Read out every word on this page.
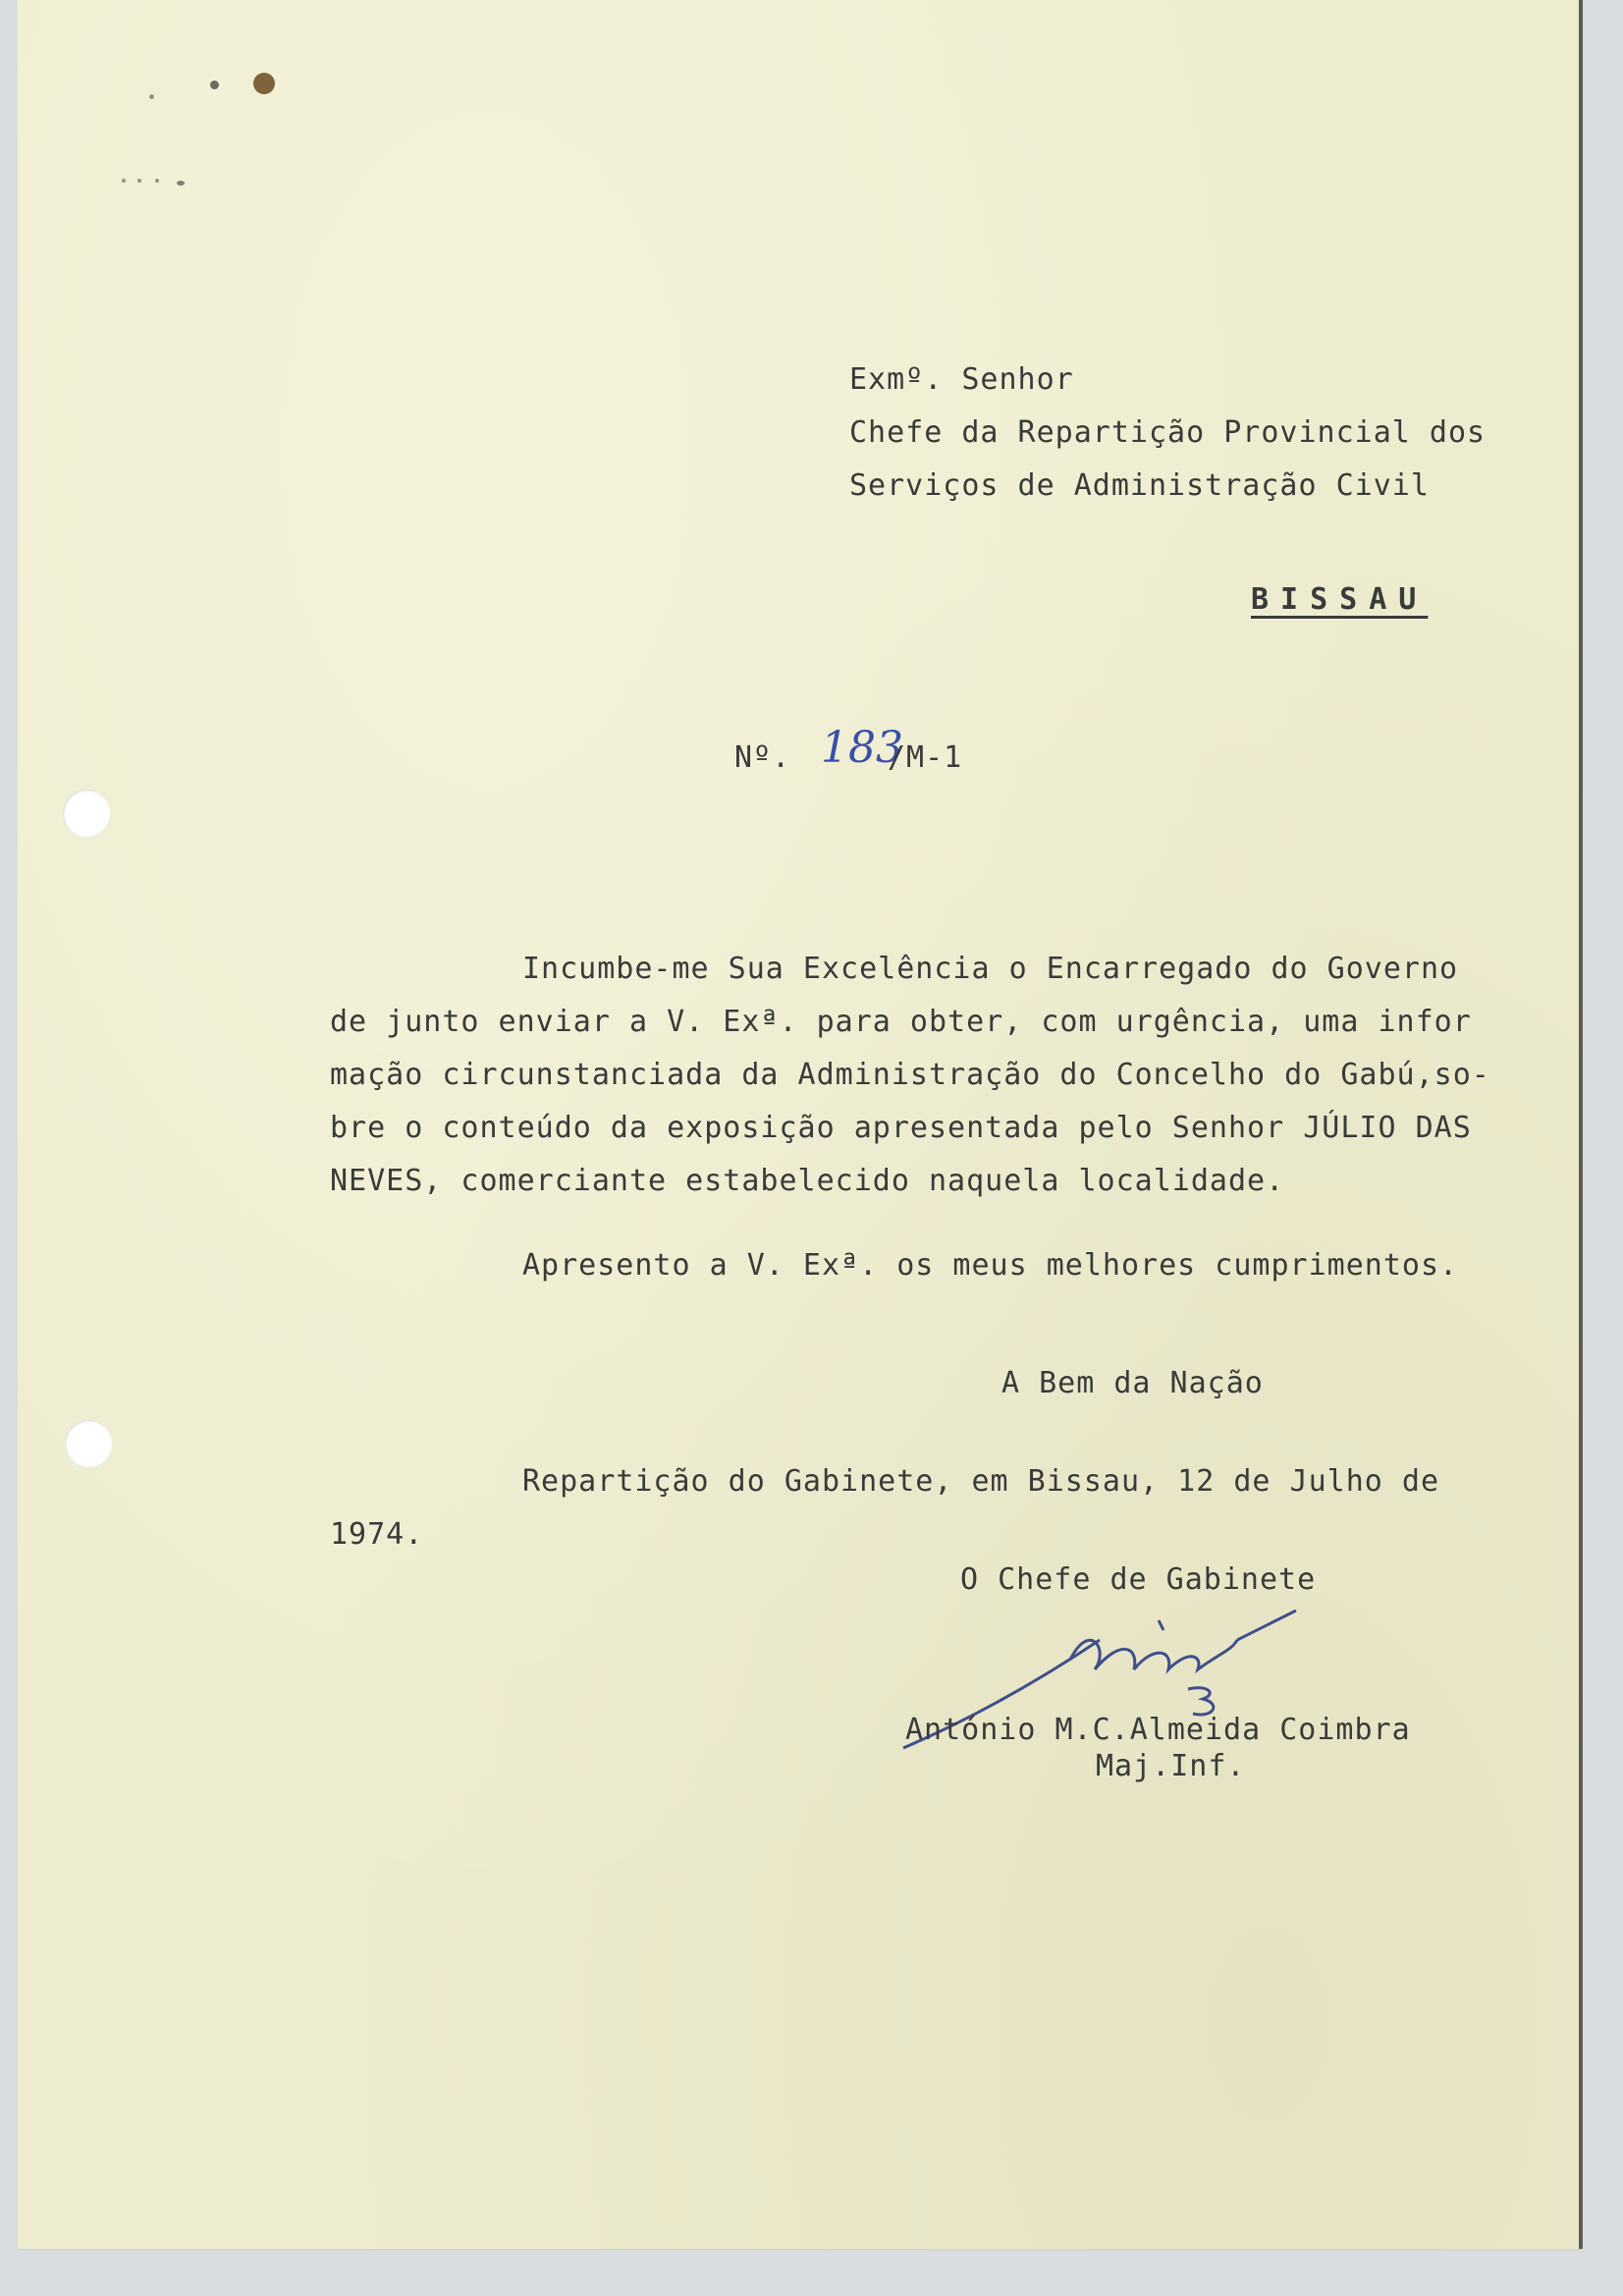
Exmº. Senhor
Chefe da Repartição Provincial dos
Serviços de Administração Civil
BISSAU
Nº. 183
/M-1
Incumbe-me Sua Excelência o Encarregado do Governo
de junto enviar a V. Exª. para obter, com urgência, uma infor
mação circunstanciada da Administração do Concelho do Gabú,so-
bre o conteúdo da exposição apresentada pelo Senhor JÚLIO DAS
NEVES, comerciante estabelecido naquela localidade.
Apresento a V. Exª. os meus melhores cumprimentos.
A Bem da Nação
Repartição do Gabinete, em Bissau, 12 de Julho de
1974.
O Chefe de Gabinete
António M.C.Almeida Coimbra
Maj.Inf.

--*--

To do — Your copy of the data above should match it exactly, except that pictures are left out.

Answer to the task —
Read out every word on this page.
Exmº. Senhor
Chefe da Repartição Provincial dos
Serviços de Administração Civil
BISSAU
Nº. 183
/M-1
Incumbe-me Sua Excelência o Encarregado do Governo
de junto enviar a V. Exª. para obter, com urgência, uma infor
mação circunstanciada da Administração do Concelho do Gabú,so-
bre o conteúdo da exposição apresentada pelo Senhor JÚLIO DAS
NEVES, comerciante estabelecido naquela localidade.
Apresento a V. Exª. os meus melhores cumprimentos.
A Bem da Nação
Repartição do Gabinete, em Bissau, 12 de Julho de
1974.
O Chefe de Gabinete
António M.C.Almeida Coimbra
Maj.Inf.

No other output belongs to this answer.